**WHAT NEEDS TO BE DONE:** Write every line of the rows below as a JSON list of strings, with one string per line and no blank lines.

Extracted data entries:
+++++

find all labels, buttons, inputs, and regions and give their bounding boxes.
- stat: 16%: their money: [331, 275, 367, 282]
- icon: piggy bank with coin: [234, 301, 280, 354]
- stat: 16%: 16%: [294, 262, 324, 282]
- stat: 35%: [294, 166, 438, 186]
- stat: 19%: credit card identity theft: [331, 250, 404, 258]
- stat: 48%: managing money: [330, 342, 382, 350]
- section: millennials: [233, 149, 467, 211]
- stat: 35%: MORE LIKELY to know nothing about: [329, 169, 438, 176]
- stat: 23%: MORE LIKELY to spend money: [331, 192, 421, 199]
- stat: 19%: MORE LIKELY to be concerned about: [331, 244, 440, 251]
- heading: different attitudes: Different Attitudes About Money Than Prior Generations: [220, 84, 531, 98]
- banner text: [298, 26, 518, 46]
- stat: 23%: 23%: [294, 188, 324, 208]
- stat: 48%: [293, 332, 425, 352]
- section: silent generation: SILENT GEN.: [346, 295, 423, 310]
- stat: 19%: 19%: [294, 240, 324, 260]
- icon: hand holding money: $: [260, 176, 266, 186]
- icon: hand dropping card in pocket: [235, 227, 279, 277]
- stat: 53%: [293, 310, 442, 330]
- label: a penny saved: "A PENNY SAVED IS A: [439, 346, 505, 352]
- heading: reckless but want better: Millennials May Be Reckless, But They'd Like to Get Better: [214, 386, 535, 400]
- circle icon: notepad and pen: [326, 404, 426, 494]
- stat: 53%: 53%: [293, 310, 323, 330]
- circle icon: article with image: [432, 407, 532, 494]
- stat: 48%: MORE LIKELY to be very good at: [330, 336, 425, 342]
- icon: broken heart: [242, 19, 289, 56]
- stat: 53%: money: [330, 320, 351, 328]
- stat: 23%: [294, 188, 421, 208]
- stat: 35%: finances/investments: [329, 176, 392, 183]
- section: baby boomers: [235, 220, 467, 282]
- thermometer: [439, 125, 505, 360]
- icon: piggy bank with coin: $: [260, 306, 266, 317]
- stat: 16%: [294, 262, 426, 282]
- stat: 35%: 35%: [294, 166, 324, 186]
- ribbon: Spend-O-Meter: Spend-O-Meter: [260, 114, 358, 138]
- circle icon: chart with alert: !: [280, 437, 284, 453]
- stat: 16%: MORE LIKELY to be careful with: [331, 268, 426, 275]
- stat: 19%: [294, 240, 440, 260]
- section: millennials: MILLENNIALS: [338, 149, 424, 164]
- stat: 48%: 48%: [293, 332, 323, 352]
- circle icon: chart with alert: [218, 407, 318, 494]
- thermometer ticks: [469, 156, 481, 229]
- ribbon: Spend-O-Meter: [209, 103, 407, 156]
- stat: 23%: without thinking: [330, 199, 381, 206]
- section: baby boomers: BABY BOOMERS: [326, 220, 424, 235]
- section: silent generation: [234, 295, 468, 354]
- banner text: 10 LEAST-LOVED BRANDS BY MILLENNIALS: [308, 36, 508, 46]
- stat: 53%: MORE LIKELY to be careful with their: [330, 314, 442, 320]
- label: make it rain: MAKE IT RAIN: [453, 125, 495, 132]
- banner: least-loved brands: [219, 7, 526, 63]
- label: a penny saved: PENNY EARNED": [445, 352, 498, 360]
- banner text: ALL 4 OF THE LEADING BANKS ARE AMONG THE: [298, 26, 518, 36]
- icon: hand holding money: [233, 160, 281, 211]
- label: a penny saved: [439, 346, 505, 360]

+++++

**RESPONSE TO THIS TASK:**
[
  "find all labels, buttons, inputs, and regions and give their bounding boxes.",
  "- stat: 16%: their money: [331, 275, 367, 282]",
  "- icon: piggy bank with coin: [234, 301, 280, 354]",
  "- stat: 16%: 16%: [294, 262, 324, 282]",
  "- stat: 35%: [294, 166, 438, 186]",
  "- stat: 19%: credit card identity theft: [331, 250, 404, 258]",
  "- stat: 48%: managing money: [330, 342, 382, 350]",
  "- section: millennials: [233, 149, 467, 211]",
  "- stat: 35%: MORE LIKELY to know nothing about: [329, 169, 438, 176]",
  "- stat: 23%: MORE LIKELY to spend money: [331, 192, 421, 199]",
  "- stat: 19%: MORE LIKELY to be concerned about: [331, 244, 440, 251]",
  "- heading: different attitudes: Different Attitudes About Money Than Prior Generations: [220, 84, 531, 98]",
  "- banner text: [298, 26, 518, 46]",
  "- stat: 23%: 23%: [294, 188, 324, 208]",
  "- stat: 48%: [293, 332, 425, 352]",
  "- section: silent generation: SILENT GEN.: [346, 295, 423, 310]",
  "- stat: 19%: 19%: [294, 240, 324, 260]",
  "- icon: hand holding money: $: [260, 176, 266, 186]",
  "- icon: hand dropping card in pocket: [235, 227, 279, 277]",
  "- stat: 53%: [293, 310, 442, 330]",
  "- label: a penny saved: \"A PENNY SAVED IS A: [439, 346, 505, 352]",
  "- heading: reckless but want better: Millennials May Be Reckless, But They'd Like to Get Better: [214, 386, 535, 400]",
  "- circle icon: notepad and pen: [326, 404, 426, 494]",
  "- stat: 53%: 53%: [293, 310, 323, 330]",
  "- circle icon: article with image: [432, 407, 532, 494]",
  "- stat: 48%: MORE LIKELY to be very good at: [330, 336, 425, 342]",
  "- icon: broken heart: [242, 19, 289, 56]",
  "- stat: 53%: money: [330, 320, 351, 328]",
  "- stat: 23%: [294, 188, 421, 208]",
  "- stat: 35%: finances/investments: [329, 176, 392, 183]",
  "- section: baby boomers: [235, 220, 467, 282]",
  "- thermometer: [439, 125, 505, 360]",
  "- icon: piggy bank with coin: $: [260, 306, 266, 317]",
  "- stat: 16%: [294, 262, 426, 282]",
  "- stat: 35%: 35%: [294, 166, 324, 186]",
  "- ribbon: Spend-O-Meter: Spend-O-Meter: [260, 114, 358, 138]",
  "- circle icon: chart with alert: !: [280, 437, 284, 453]",
  "- stat: 16%: MORE LIKELY to be careful with: [331, 268, 426, 275]",
  "- stat: 19%: [294, 240, 440, 260]",
  "- section: millennials: MILLENNIALS: [338, 149, 424, 164]",
  "- stat: 48%: 48%: [293, 332, 323, 352]",
  "- circle icon: chart with alert: [218, 407, 318, 494]",
  "- thermometer ticks: [469, 156, 481, 229]",
  "- ribbon: Spend-O-Meter: [209, 103, 407, 156]",
  "- stat: 23%: without thinking: [330, 199, 381, 206]",
  "- section: baby boomers: BABY BOOMERS: [326, 220, 424, 235]",
  "- section: silent generation: [234, 295, 468, 354]",
  "- banner text: 10 LEAST-LOVED BRANDS BY MILLENNIALS: [308, 36, 508, 46]",
  "- stat: 53%: MORE LIKELY to be careful with their: [330, 314, 442, 320]",
  "- label: make it rain: MAKE IT RAIN: [453, 125, 495, 132]",
  "- banner: least-loved brands: [219, 7, 526, 63]",
  "- label: a penny saved: PENNY EARNED\": [445, 352, 498, 360]",
  "- banner text: ALL 4 OF THE LEADING BANKS ARE AMONG THE: [298, 26, 518, 36]",
  "- icon: hand holding money: [233, 160, 281, 211]",
  "- label: a penny saved: [439, 346, 505, 360]"
]